-- start --

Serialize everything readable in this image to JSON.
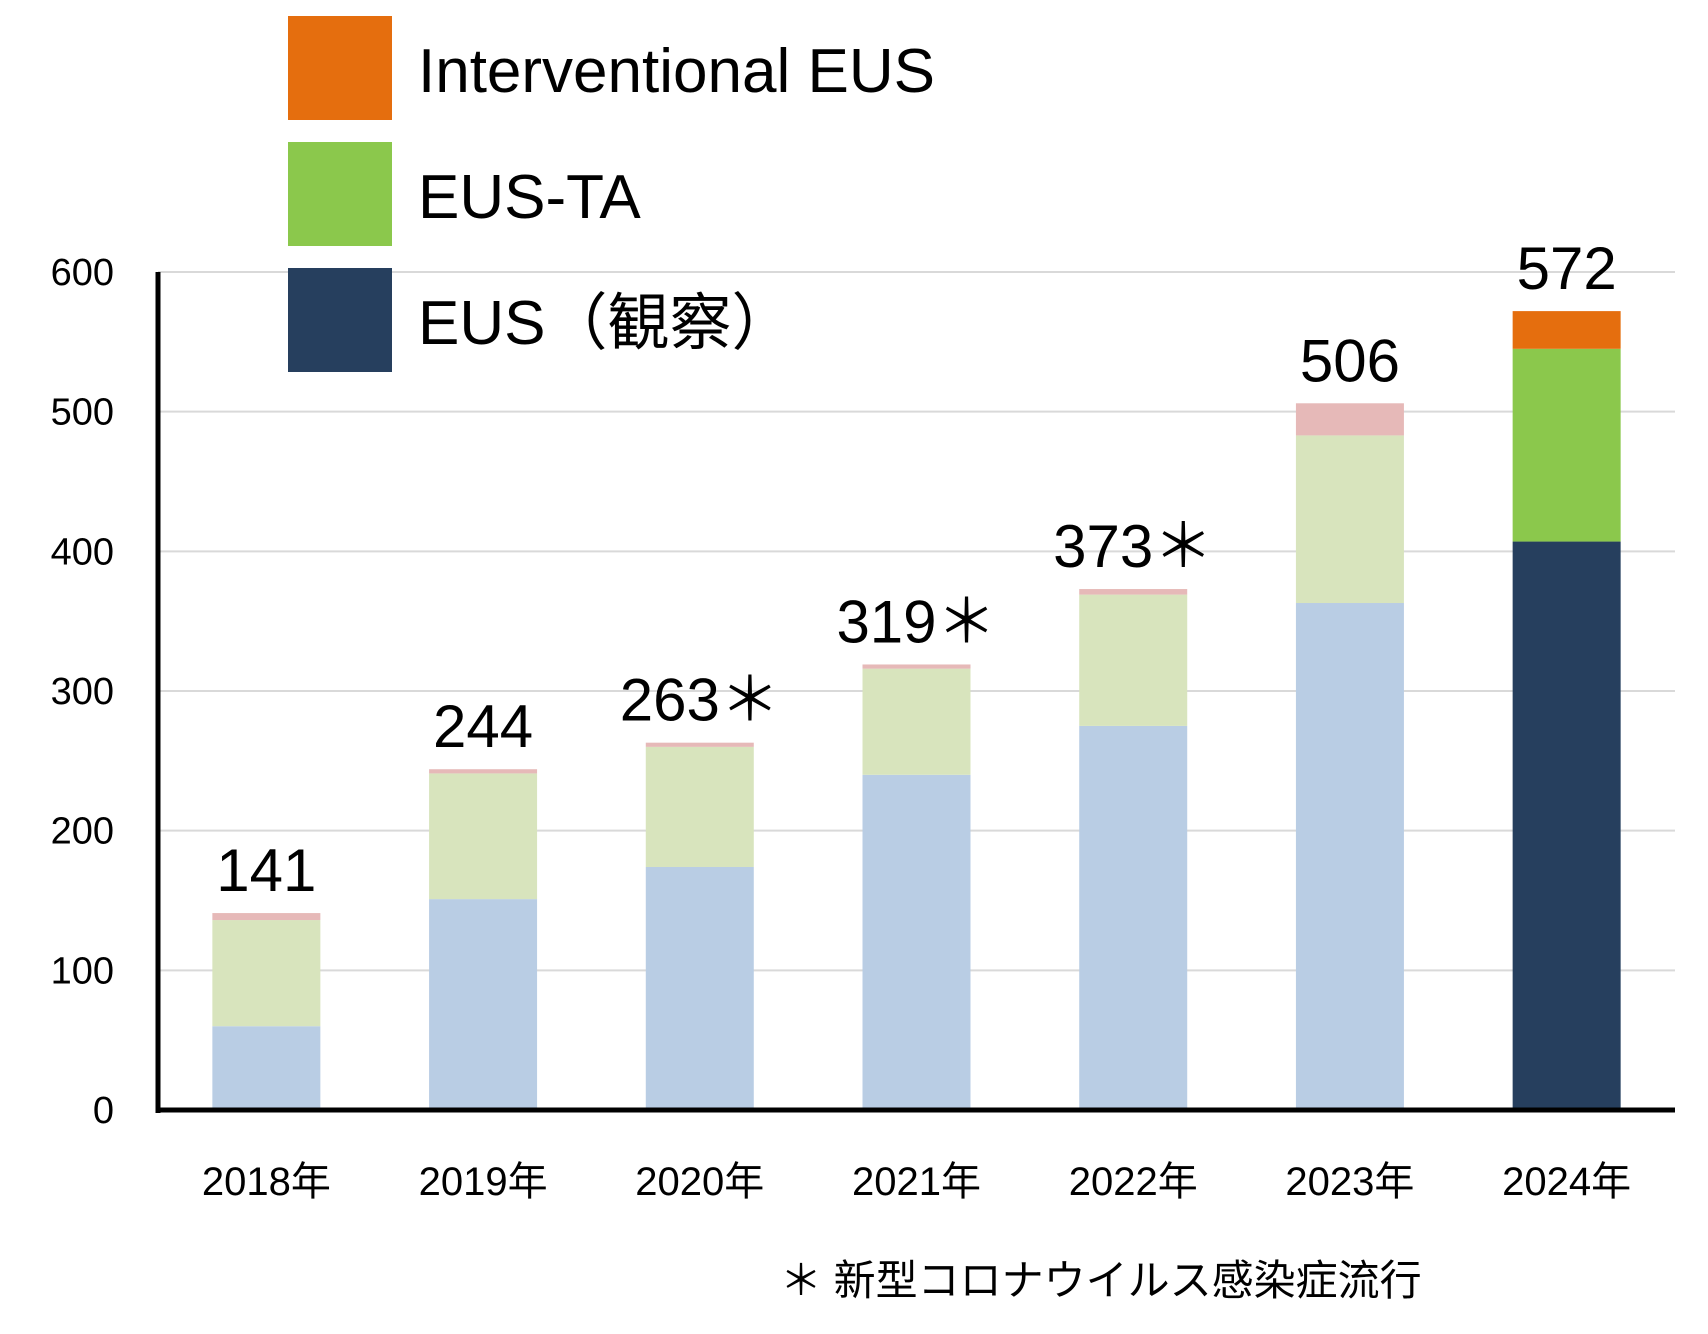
{
  "chart_data": {
    "type": "bar",
    "stacked": true,
    "categories": [
      "2018年",
      "2019年",
      "2020年",
      "2021年",
      "2022年",
      "2023年",
      "2024年"
    ],
    "series": [
      {
        "name": "EUS（観察）",
        "values": [
          60,
          151,
          174,
          240,
          275,
          363,
          407
        ],
        "color": "#b9cde4",
        "highlight_color": "#263f5e"
      },
      {
        "name": "EUS-TA",
        "values": [
          76,
          90,
          86,
          76,
          94,
          120,
          138
        ],
        "color": "#d8e4bd",
        "highlight_color": "#8bc84c"
      },
      {
        "name": "Interventional EUS",
        "values": [
          5,
          3,
          3,
          3,
          4,
          23,
          27
        ],
        "color": "#e6b9b8",
        "highlight_color": "#e56e0e"
      }
    ],
    "highlight_category_index": 6,
    "totals": [
      "141",
      "244",
      "263＊",
      "319＊",
      "373＊",
      "506",
      "572"
    ],
    "total_values": [
      141,
      244,
      263,
      319,
      373,
      506,
      572
    ],
    "yticks": [
      "0",
      "100",
      "200",
      "300",
      "400",
      "500",
      "600"
    ],
    "ylim": [
      0,
      600
    ],
    "grid": true,
    "legend_position": "top-left",
    "legend_order": [
      "Interventional EUS",
      "EUS-TA",
      "EUS（観察）"
    ],
    "footnote": "＊ 新型コロナウイルス感染症流行"
  }
}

-- end --

* TASK TO COMPLETE
Go through the material above and print all of it exactly, except the pictures.

* RESULT OF THIS EXERCISE
Serialize everything readable in this image to JSON.
{
  "chart_data": {
    "type": "bar",
    "stacked": true,
    "categories": [
      "2018年",
      "2019年",
      "2020年",
      "2021年",
      "2022年",
      "2023年",
      "2024年"
    ],
    "series": [
      {
        "name": "EUS（観察）",
        "values": [
          60,
          151,
          174,
          240,
          275,
          363,
          407
        ],
        "color": "#b9cde4",
        "highlight_color": "#263f5e"
      },
      {
        "name": "EUS-TA",
        "values": [
          76,
          90,
          86,
          76,
          94,
          120,
          138
        ],
        "color": "#d8e4bd",
        "highlight_color": "#8bc84c"
      },
      {
        "name": "Interventional EUS",
        "values": [
          5,
          3,
          3,
          3,
          4,
          23,
          27
        ],
        "color": "#e6b9b8",
        "highlight_color": "#e56e0e"
      }
    ],
    "highlight_category_index": 6,
    "totals": [
      "141",
      "244",
      "263＊",
      "319＊",
      "373＊",
      "506",
      "572"
    ],
    "total_values": [
      141,
      244,
      263,
      319,
      373,
      506,
      572
    ],
    "yticks": [
      "0",
      "100",
      "200",
      "300",
      "400",
      "500",
      "600"
    ],
    "ylim": [
      0,
      600
    ],
    "grid": true,
    "legend_position": "top-left",
    "legend_order": [
      "Interventional EUS",
      "EUS-TA",
      "EUS（観察）"
    ],
    "footnote": "＊ 新型コロナウイルス感染症流行"
  }
}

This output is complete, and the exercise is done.